### Supplied data

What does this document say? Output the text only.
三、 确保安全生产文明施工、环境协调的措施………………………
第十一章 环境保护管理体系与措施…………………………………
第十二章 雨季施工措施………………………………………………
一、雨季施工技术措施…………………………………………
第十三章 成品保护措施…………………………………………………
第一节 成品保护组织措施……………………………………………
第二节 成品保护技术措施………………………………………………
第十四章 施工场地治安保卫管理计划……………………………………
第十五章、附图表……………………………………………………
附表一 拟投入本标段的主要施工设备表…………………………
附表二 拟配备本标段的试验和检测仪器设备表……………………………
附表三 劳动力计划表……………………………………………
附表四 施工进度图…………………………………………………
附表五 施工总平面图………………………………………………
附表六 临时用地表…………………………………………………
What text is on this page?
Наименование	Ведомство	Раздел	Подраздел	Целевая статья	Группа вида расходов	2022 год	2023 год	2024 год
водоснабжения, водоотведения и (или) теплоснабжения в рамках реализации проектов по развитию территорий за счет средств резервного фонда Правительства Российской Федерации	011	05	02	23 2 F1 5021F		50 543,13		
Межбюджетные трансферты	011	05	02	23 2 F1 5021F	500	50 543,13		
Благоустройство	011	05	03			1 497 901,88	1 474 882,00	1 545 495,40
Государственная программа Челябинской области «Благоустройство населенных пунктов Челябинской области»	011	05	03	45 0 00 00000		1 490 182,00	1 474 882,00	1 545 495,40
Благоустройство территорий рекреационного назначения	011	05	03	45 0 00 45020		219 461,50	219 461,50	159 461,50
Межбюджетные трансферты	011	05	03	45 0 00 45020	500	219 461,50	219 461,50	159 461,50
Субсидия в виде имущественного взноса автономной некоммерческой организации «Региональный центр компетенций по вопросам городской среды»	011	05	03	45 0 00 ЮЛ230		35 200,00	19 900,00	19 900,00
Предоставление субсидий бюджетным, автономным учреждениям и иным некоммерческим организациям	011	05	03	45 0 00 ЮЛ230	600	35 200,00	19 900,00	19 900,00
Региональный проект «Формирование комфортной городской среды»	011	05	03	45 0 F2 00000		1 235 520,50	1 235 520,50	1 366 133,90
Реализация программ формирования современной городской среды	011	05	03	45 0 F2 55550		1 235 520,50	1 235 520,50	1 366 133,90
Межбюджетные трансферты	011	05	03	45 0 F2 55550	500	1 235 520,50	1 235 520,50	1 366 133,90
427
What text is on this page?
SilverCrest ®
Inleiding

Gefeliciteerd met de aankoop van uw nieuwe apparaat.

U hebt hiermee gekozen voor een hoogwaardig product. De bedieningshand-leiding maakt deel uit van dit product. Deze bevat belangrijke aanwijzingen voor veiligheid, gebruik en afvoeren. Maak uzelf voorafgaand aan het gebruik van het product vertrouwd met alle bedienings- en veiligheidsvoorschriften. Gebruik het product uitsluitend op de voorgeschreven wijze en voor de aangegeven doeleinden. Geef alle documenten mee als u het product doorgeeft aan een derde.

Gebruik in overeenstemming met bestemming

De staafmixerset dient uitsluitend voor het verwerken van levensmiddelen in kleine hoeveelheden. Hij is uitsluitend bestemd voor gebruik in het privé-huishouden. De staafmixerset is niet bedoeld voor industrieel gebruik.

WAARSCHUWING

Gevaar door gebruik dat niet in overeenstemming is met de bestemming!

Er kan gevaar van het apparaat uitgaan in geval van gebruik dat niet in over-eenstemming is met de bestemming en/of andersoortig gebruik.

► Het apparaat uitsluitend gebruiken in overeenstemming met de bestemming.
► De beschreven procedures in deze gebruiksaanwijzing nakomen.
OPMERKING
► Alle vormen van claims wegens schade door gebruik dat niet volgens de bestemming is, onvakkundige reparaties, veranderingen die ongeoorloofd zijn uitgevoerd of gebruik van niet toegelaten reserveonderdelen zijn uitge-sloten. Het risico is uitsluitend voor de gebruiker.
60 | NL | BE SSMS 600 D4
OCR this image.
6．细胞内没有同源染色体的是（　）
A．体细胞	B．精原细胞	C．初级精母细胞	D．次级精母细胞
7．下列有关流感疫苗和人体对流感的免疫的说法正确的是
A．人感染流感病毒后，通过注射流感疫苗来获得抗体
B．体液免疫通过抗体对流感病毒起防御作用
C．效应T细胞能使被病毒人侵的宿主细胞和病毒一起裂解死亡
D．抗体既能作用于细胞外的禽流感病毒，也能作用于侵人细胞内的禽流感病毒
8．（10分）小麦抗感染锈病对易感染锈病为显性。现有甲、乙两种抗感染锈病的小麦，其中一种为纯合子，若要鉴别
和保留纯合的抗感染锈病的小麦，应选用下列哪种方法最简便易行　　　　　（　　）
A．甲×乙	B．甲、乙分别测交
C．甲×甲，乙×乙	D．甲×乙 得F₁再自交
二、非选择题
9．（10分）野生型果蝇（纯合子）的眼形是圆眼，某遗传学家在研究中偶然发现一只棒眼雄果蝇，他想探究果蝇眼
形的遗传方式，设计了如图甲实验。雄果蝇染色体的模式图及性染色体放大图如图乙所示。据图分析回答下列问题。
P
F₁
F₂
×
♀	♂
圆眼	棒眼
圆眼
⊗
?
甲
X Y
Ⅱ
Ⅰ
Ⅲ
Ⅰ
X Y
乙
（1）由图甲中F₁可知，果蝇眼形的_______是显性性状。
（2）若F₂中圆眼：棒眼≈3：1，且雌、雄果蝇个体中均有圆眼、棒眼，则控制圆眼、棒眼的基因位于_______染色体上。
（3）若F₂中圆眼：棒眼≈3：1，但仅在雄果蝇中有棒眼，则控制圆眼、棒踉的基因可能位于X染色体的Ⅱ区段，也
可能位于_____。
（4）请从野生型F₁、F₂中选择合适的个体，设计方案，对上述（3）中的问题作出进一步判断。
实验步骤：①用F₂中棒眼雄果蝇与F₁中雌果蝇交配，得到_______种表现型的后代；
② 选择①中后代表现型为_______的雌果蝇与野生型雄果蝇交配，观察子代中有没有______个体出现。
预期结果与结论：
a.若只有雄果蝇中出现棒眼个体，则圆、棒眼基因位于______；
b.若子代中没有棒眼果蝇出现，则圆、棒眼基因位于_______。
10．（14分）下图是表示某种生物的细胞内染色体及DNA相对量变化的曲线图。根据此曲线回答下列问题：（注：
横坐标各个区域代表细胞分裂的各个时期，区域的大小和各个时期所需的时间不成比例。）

######

What is asked:
From the records above, extract every entry exactly as given.

Result of the task:
What does this document say? Output the text only.
三、 确保安全生产文明施工、环境协调的措施………………………
第十一章 环境保护管理体系与措施…………………………………
第十二章 雨季施工措施………………………………………………
一、雨季施工技术措施…………………………………………
第十三章 成品保护措施…………………………………………………
第一节 成品保护组织措施……………………………………………
第二节 成品保护技术措施………………………………………………
第十四章 施工场地治安保卫管理计划……………………………………
第十五章、附图表……………………………………………………
附表一 拟投入本标段的主要施工设备表…………………………
附表二 拟配备本标段的试验和检测仪器设备表……………………………
附表三 劳动力计划表……………………………………………
附表四 施工进度图…………………………………………………
附表五 施工总平面图………………………………………………
附表六 临时用地表…………………………………………………
What text is on this page?
Наименование	Ведомство	Раздел	Подраздел	Целевая статья	Группа вида расходов	2022 год	2023 год	2024 год
водоснабжения, водоотведения и (или) теплоснабжения в рамках реализации проектов по развитию территорий за счет средств резервного фонда Правительства Российской Федерации	011	05	02	23 2 F1 5021F		50 543,13		
Межбюджетные трансферты	011	05	02	23 2 F1 5021F	500	50 543,13		
Благоустройство	011	05	03			1 497 901,88	1 474 882,00	1 545 495,40
Государственная программа Челябинской области «Благоустройство населенных пунктов Челябинской области»	011	05	03	45 0 00 00000		1 490 182,00	1 474 882,00	1 545 495,40
Благоустройство территорий рекреационного назначения	011	05	03	45 0 00 45020		219 461,50	219 461,50	159 461,50
Межбюджетные трансферты	011	05	03	45 0 00 45020	500	219 461,50	219 461,50	159 461,50
Субсидия в виде имущественного взноса автономной некоммерческой организации «Региональный центр компетенций по вопросам городской среды»	011	05	03	45 0 00 ЮЛ230		35 200,00	19 900,00	19 900,00
Предоставление субсидий бюджетным, автономным учреждениям и иным некоммерческим организациям	011	05	03	45 0 00 ЮЛ230	600	35 200,00	19 900,00	19 900,00
Региональный проект «Формирование комфортной городской среды»	011	05	03	45 0 F2 00000		1 235 520,50	1 235 520,50	1 366 133,90
Реализация программ формирования современной городской среды	011	05	03	45 0 F2 55550		1 235 520,50	1 235 520,50	1 366 133,90
Межбюджетные трансферты	011	05	03	45 0 F2 55550	500	1 235 520,50	1 235 520,50	1 366 133,90
427
What text is on this page?
SilverCrest ®
Inleiding

Gefeliciteerd met de aankoop van uw nieuwe apparaat.

U hebt hiermee gekozen voor een hoogwaardig product. De bedieningshand-leiding maakt deel uit van dit product. Deze bevat belangrijke aanwijzingen voor veiligheid, gebruik en afvoeren. Maak uzelf voorafgaand aan het gebruik van het product vertrouwd met alle bedienings- en veiligheidsvoorschriften. Gebruik het product uitsluitend op de voorgeschreven wijze en voor de aangegeven doeleinden. Geef alle documenten mee als u het product doorgeeft aan een derde.

Gebruik in overeenstemming met bestemming

De staafmixerset dient uitsluitend voor het verwerken van levensmiddelen in kleine hoeveelheden. Hij is uitsluitend bestemd voor gebruik in het privé-huishouden. De staafmixerset is niet bedoeld voor industrieel gebruik.

WAARSCHUWING

Gevaar door gebruik dat niet in overeenstemming is met de bestemming!

Er kan gevaar van het apparaat uitgaan in geval van gebruik dat niet in over-eenstemming is met de bestemming en/of andersoortig gebruik.

► Het apparaat uitsluitend gebruiken in overeenstemming met de bestemming.
► De beschreven procedures in deze gebruiksaanwijzing nakomen.
OPMERKING
► Alle vormen van claims wegens schade door gebruik dat niet volgens de bestemming is, onvakkundige reparaties, veranderingen die ongeoorloofd zijn uitgevoerd of gebruik van niet toegelaten reserveonderdelen zijn uitge-sloten. Het risico is uitsluitend voor de gebruiker.
60 | NL | BE SSMS 600 D4
OCR this image.
6．细胞内没有同源染色体的是（　）
A．体细胞	B．精原细胞	C．初级精母细胞	D．次级精母细胞
7．下列有关流感疫苗和人体对流感的免疫的说法正确的是
A．人感染流感病毒后，通过注射流感疫苗来获得抗体
B．体液免疫通过抗体对流感病毒起防御作用
C．效应T细胞能使被病毒人侵的宿主细胞和病毒一起裂解死亡
D．抗体既能作用于细胞外的禽流感病毒，也能作用于侵人细胞内的禽流感病毒
8．（10分）小麦抗感染锈病对易感染锈病为显性。现有甲、乙两种抗感染锈病的小麦，其中一种为纯合子，若要鉴别
和保留纯合的抗感染锈病的小麦，应选用下列哪种方法最简便易行　　　　　（　　）
A．甲×乙	B．甲、乙分别测交
C．甲×甲，乙×乙	D．甲×乙 得F₁再自交
二、非选择题
9．（10分）野生型果蝇（纯合子）的眼形是圆眼，某遗传学家在研究中偶然发现一只棒眼雄果蝇，他想探究果蝇眼
形的遗传方式，设计了如图甲实验。雄果蝇染色体的模式图及性染色体放大图如图乙所示。据图分析回答下列问题。
P
F₁
F₂
×
♀	♂
圆眼	棒眼
圆眼
⊗
?
甲
X Y
Ⅱ
Ⅰ
Ⅲ
Ⅰ
X Y
乙
（1）由图甲中F₁可知，果蝇眼形的_______是显性性状。
（2）若F₂中圆眼：棒眼≈3：1，且雌、雄果蝇个体中均有圆眼、棒眼，则控制圆眼、棒眼的基因位于_______染色体上。
（3）若F₂中圆眼：棒眼≈3：1，但仅在雄果蝇中有棒眼，则控制圆眼、棒踉的基因可能位于X染色体的Ⅱ区段，也
可能位于_____。
（4）请从野生型F₁、F₂中选择合适的个体，设计方案，对上述（3）中的问题作出进一步判断。
实验步骤：①用F₂中棒眼雄果蝇与F₁中雌果蝇交配，得到_______种表现型的后代；
② 选择①中后代表现型为_______的雌果蝇与野生型雄果蝇交配，观察子代中有没有______个体出现。
预期结果与结论：
a.若只有雄果蝇中出现棒眼个体，则圆、棒眼基因位于______；
b.若子代中没有棒眼果蝇出现，则圆、棒眼基因位于_______。
10．（14分）下图是表示某种生物的细胞内染色体及DNA相对量变化的曲线图。根据此曲线回答下列问题：（注：
横坐标各个区域代表细胞分裂的各个时期，区域的大小和各个时期所需的时间不成比例。）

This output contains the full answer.